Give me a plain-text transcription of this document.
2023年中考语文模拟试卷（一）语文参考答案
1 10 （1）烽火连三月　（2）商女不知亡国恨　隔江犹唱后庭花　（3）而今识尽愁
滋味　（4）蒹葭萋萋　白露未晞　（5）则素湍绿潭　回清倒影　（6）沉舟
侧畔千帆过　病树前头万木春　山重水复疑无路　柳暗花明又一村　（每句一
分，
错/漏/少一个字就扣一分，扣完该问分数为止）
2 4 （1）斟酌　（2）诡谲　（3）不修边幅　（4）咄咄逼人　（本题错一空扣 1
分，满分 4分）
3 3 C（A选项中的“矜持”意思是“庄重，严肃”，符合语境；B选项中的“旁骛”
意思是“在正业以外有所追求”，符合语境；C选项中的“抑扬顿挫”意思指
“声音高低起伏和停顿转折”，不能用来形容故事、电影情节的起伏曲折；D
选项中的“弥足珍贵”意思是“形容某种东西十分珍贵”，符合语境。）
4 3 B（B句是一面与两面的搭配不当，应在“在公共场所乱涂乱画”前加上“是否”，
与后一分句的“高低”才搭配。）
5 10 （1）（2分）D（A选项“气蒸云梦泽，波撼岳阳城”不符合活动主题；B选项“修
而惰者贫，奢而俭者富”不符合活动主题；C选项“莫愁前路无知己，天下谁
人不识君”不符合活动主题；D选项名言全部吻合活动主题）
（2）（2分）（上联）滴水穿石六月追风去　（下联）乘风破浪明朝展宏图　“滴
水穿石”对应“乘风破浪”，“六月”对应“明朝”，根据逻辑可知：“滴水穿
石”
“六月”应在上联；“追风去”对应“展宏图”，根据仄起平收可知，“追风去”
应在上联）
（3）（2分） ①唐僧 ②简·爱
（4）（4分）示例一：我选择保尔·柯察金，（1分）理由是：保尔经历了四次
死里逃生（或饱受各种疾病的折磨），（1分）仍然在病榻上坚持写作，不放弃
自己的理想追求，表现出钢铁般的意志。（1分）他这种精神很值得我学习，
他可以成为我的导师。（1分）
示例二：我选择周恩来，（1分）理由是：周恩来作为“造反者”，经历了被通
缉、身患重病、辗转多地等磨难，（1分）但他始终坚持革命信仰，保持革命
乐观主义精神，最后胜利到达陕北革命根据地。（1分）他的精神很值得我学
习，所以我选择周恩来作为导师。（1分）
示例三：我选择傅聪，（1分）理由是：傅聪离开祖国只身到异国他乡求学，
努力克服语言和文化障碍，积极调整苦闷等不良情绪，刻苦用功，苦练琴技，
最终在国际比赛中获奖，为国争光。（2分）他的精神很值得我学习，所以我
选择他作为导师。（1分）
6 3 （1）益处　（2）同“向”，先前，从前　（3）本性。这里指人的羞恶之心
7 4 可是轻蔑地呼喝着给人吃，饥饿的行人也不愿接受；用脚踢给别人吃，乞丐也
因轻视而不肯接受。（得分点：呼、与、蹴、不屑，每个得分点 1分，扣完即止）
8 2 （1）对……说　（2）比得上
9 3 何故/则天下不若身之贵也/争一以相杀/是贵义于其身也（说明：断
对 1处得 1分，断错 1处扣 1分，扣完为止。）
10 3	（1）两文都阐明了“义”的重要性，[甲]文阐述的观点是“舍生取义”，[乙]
☆ ☆ ☆ ☆ ☆ ☆ ☆
Directions for this task
Every record shown above must be echoed exactly.

Result
Give me a plain-text transcription of this document.
2023年中考语文模拟试卷（一）语文参考答案
1 10 （1）烽火连三月　（2）商女不知亡国恨　隔江犹唱后庭花　（3）而今识尽愁
滋味　（4）蒹葭萋萋　白露未晞　（5）则素湍绿潭　回清倒影　（6）沉舟
侧畔千帆过　病树前头万木春　山重水复疑无路　柳暗花明又一村　（每句一
分，
错/漏/少一个字就扣一分，扣完该问分数为止）
2 4 （1）斟酌　（2）诡谲　（3）不修边幅　（4）咄咄逼人　（本题错一空扣 1
分，满分 4分）
3 3 C（A选项中的“矜持”意思是“庄重，严肃”，符合语境；B选项中的“旁骛”
意思是“在正业以外有所追求”，符合语境；C选项中的“抑扬顿挫”意思指
“声音高低起伏和停顿转折”，不能用来形容故事、电影情节的起伏曲折；D
选项中的“弥足珍贵”意思是“形容某种东西十分珍贵”，符合语境。）
4 3 B（B句是一面与两面的搭配不当，应在“在公共场所乱涂乱画”前加上“是否”，
与后一分句的“高低”才搭配。）
5 10 （1）（2分）D（A选项“气蒸云梦泽，波撼岳阳城”不符合活动主题；B选项“修
而惰者贫，奢而俭者富”不符合活动主题；C选项“莫愁前路无知己，天下谁
人不识君”不符合活动主题；D选项名言全部吻合活动主题）
（2）（2分）（上联）滴水穿石六月追风去　（下联）乘风破浪明朝展宏图　“滴
水穿石”对应“乘风破浪”，“六月”对应“明朝”，根据逻辑可知：“滴水穿
石”
“六月”应在上联；“追风去”对应“展宏图”，根据仄起平收可知，“追风去”
应在上联）
（3）（2分） ①唐僧 ②简·爱
（4）（4分）示例一：我选择保尔·柯察金，（1分）理由是：保尔经历了四次
死里逃生（或饱受各种疾病的折磨），（1分）仍然在病榻上坚持写作，不放弃
自己的理想追求，表现出钢铁般的意志。（1分）他这种精神很值得我学习，
他可以成为我的导师。（1分）
示例二：我选择周恩来，（1分）理由是：周恩来作为“造反者”，经历了被通
缉、身患重病、辗转多地等磨难，（1分）但他始终坚持革命信仰，保持革命
乐观主义精神，最后胜利到达陕北革命根据地。（1分）他的精神很值得我学
习，所以我选择周恩来作为导师。（1分）
示例三：我选择傅聪，（1分）理由是：傅聪离开祖国只身到异国他乡求学，
努力克服语言和文化障碍，积极调整苦闷等不良情绪，刻苦用功，苦练琴技，
最终在国际比赛中获奖，为国争光。（2分）他的精神很值得我学习，所以我
选择他作为导师。（1分）
6 3 （1）益处　（2）同“向”，先前，从前　（3）本性。这里指人的羞恶之心
7 4 可是轻蔑地呼喝着给人吃，饥饿的行人也不愿接受；用脚踢给别人吃，乞丐也
因轻视而不肯接受。（得分点：呼、与、蹴、不屑，每个得分点 1分，扣完即止）
8 2 （1）对……说　（2）比得上
9 3 何故/则天下不若身之贵也/争一以相杀/是贵义于其身也（说明：断
对 1处得 1分，断错 1处扣 1分，扣完为止。）
10 3	（1）两文都阐明了“义”的重要性，[甲]文阐述的观点是“舍生取义”，[乙]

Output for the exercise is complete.